■ PROBLEM DETAILS:
Look through the data and write out every line with the word "旅游数据可视化大屏" in it.

Stored data entries:
•••••

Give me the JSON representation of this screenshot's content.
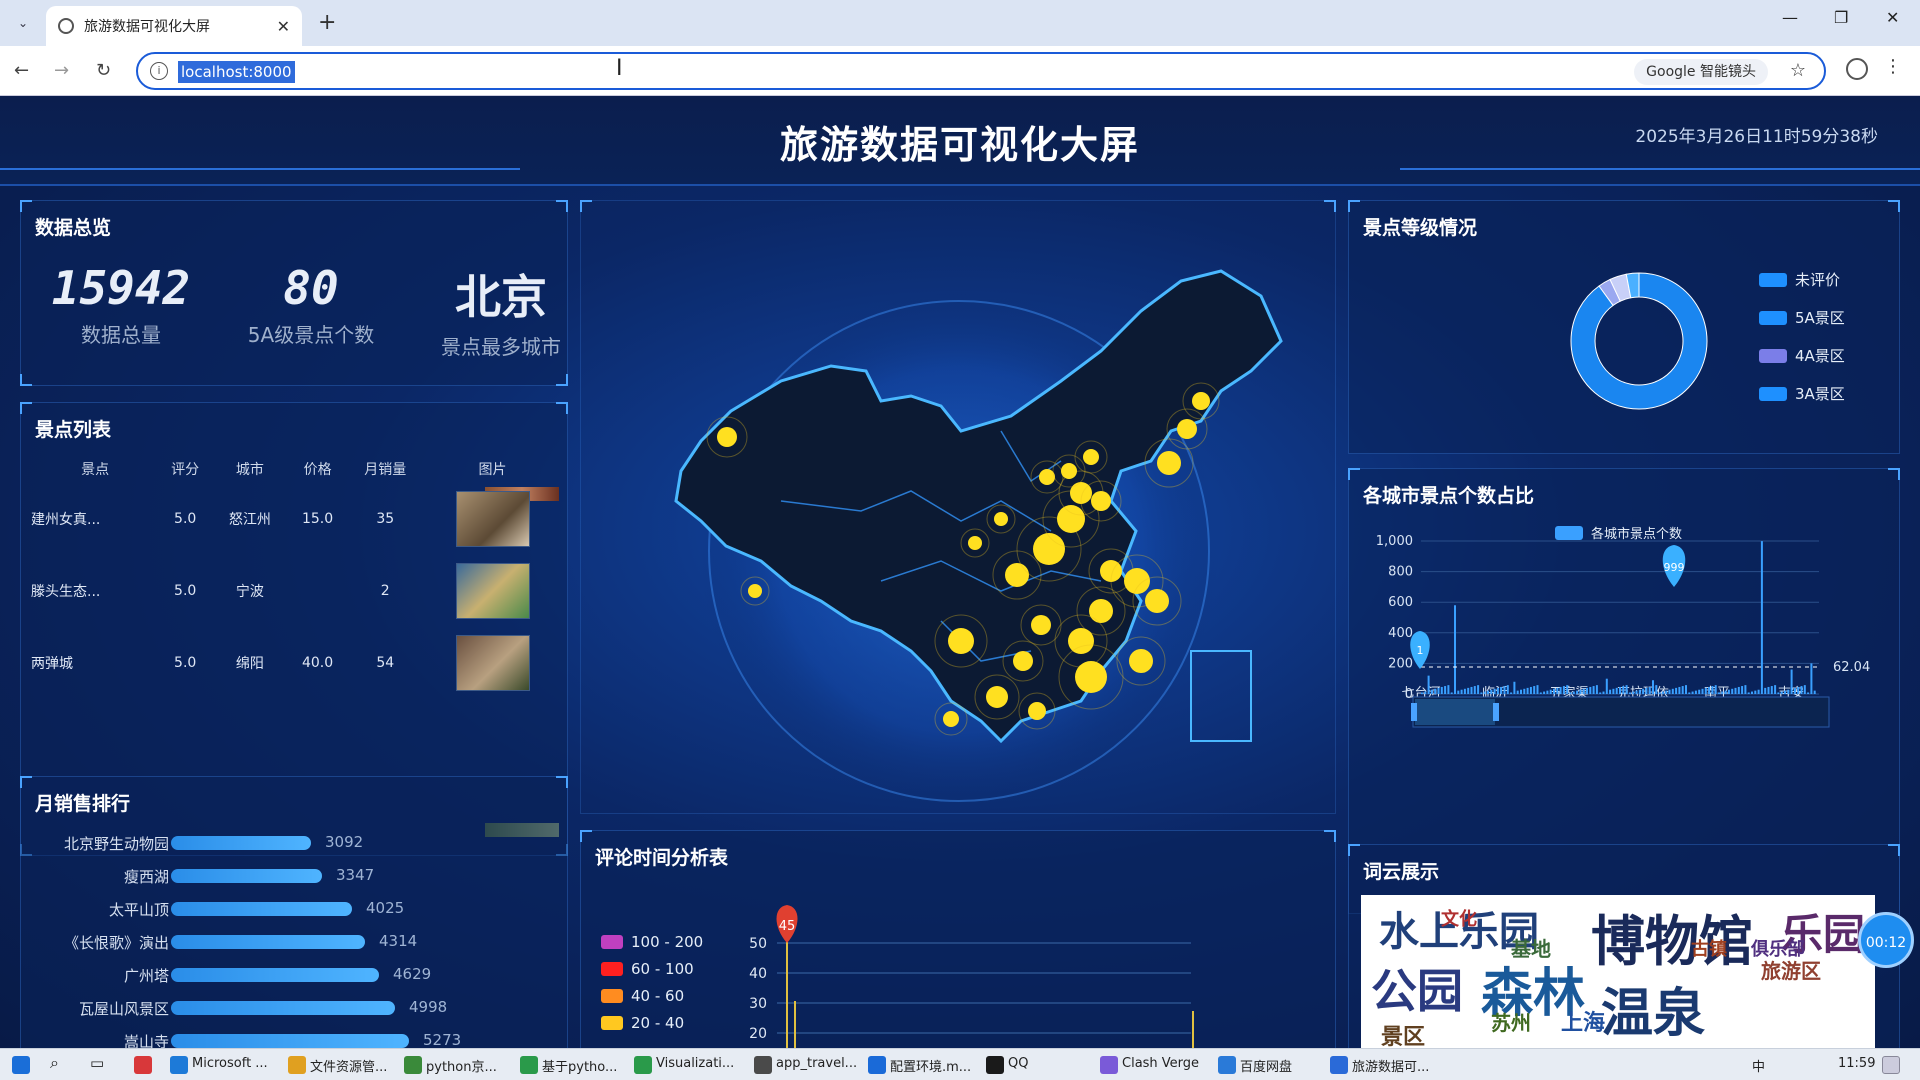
{
  "browser": {
    "tab_title": "旅游数据可视化大屏",
    "url": "localhost:8000",
    "lens_label": "Google 智能镜头"
  },
  "header": {
    "title": "旅游数据可视化大屏",
    "datetime": "2025年3月26日11时59分38秒"
  },
  "overview": {
    "title": "数据总览",
    "total_value": "15942",
    "total_label": "数据总量",
    "fivea_value": "80",
    "fivea_label": "5A级景点个数",
    "topcity_value": "北京",
    "topcity_label": "景点最多城市"
  },
  "spot_list": {
    "title": "景点列表",
    "headers": [
      "景点",
      "评分",
      "城市",
      "价格",
      "月销量",
      "图片"
    ],
    "rows": [
      {
        "name": "建州女真...",
        "score": "5.0",
        "city": "怒江州",
        "price": "15.0",
        "sales": "35"
      },
      {
        "name": "滕头生态...",
        "score": "5.0",
        "city": "宁波",
        "price": "",
        "sales": "2"
      },
      {
        "name": "两弹城",
        "score": "5.0",
        "city": "绵阳",
        "price": "40.0",
        "sales": "54"
      }
    ]
  },
  "sales_rank": {
    "title": "月销售排行",
    "items": [
      {
        "name": "北京野生动物园",
        "value": "3092",
        "pct": 0.52
      },
      {
        "name": "瘦西湖",
        "value": "3347",
        "pct": 0.56
      },
      {
        "name": "太平山顶",
        "value": "4025",
        "pct": 0.67
      },
      {
        "name": "《长恨歌》演出",
        "value": "4314",
        "pct": 0.72
      },
      {
        "name": "广州塔",
        "value": "4629",
        "pct": 0.77
      },
      {
        "name": "瓦屋山风景区",
        "value": "4998",
        "pct": 0.83
      },
      {
        "name": "嵩山寺",
        "value": "5273",
        "pct": 0.88
      }
    ]
  },
  "level_panel": {
    "title": "景点等级情况",
    "legend": [
      {
        "label": "未评价",
        "color": "#1e90ff"
      },
      {
        "label": "5A景区",
        "color": "#1e90ff"
      },
      {
        "label": "4A景区",
        "color": "#7b7ee8"
      },
      {
        "label": "3A景区",
        "color": "#1e90ff"
      }
    ],
    "slices": [
      {
        "label": "未评价",
        "value": 0.9,
        "color": "#1a86f0"
      },
      {
        "label": "5A景区",
        "value": 0.03,
        "color": "#9aa8f0"
      },
      {
        "label": "4A景区",
        "value": 0.04,
        "color": "#c8d0f8"
      },
      {
        "label": "3A景区",
        "value": 0.03,
        "color": "#4ab0ff"
      }
    ]
  },
  "city_ratio": {
    "title": "各城市景点个数占比",
    "legend": "各城市景点个数",
    "max_label": "999",
    "min_label": "1",
    "avg_label": "62.04",
    "x_labels": [
      "七台河",
      "临沂",
      "五家渠",
      "克拉玛依",
      "南平",
      "吉安"
    ],
    "y_ticks": [
      "1,000",
      "800",
      "600",
      "400",
      "200",
      "0"
    ]
  },
  "comment_time": {
    "title": "评论时间分析表",
    "legend": [
      {
        "label": "100 - 200",
        "color": "#c040c0"
      },
      {
        "label": "60 - 100",
        "color": "#ff2020"
      },
      {
        "label": "40 - 60",
        "color": "#ff8c20"
      },
      {
        "label": "20 - 40",
        "color": "#ffc820"
      }
    ],
    "y_ticks": [
      "50",
      "40",
      "30",
      "20"
    ],
    "max_label": "45"
  },
  "wordcloud": {
    "title": "词云展示",
    "words": [
      "水上乐园",
      "博物馆",
      "温泉",
      "公园",
      "森林",
      "文化",
      "基地",
      "旅游区",
      "乐园",
      "苏州",
      "上海",
      "俱乐部",
      "古镇",
      "景区"
    ]
  },
  "recording": {
    "timer": "00:12"
  },
  "taskbar": {
    "items": [
      "Microsoft ...",
      "文件资源管...",
      "python京...",
      "基于pytho...",
      "Visualizati...",
      "app_travel...",
      "配置环境.m...",
      "QQ",
      "Clash Verge",
      "百度网盘",
      "旅游数据可..."
    ],
    "clock": "11:59",
    "ime": "中"
  }
}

•••••

■ EXPECTED ANSWER:
    "tab_title": "旅游数据可视化大屏",
    "title": "旅游数据可视化大屏",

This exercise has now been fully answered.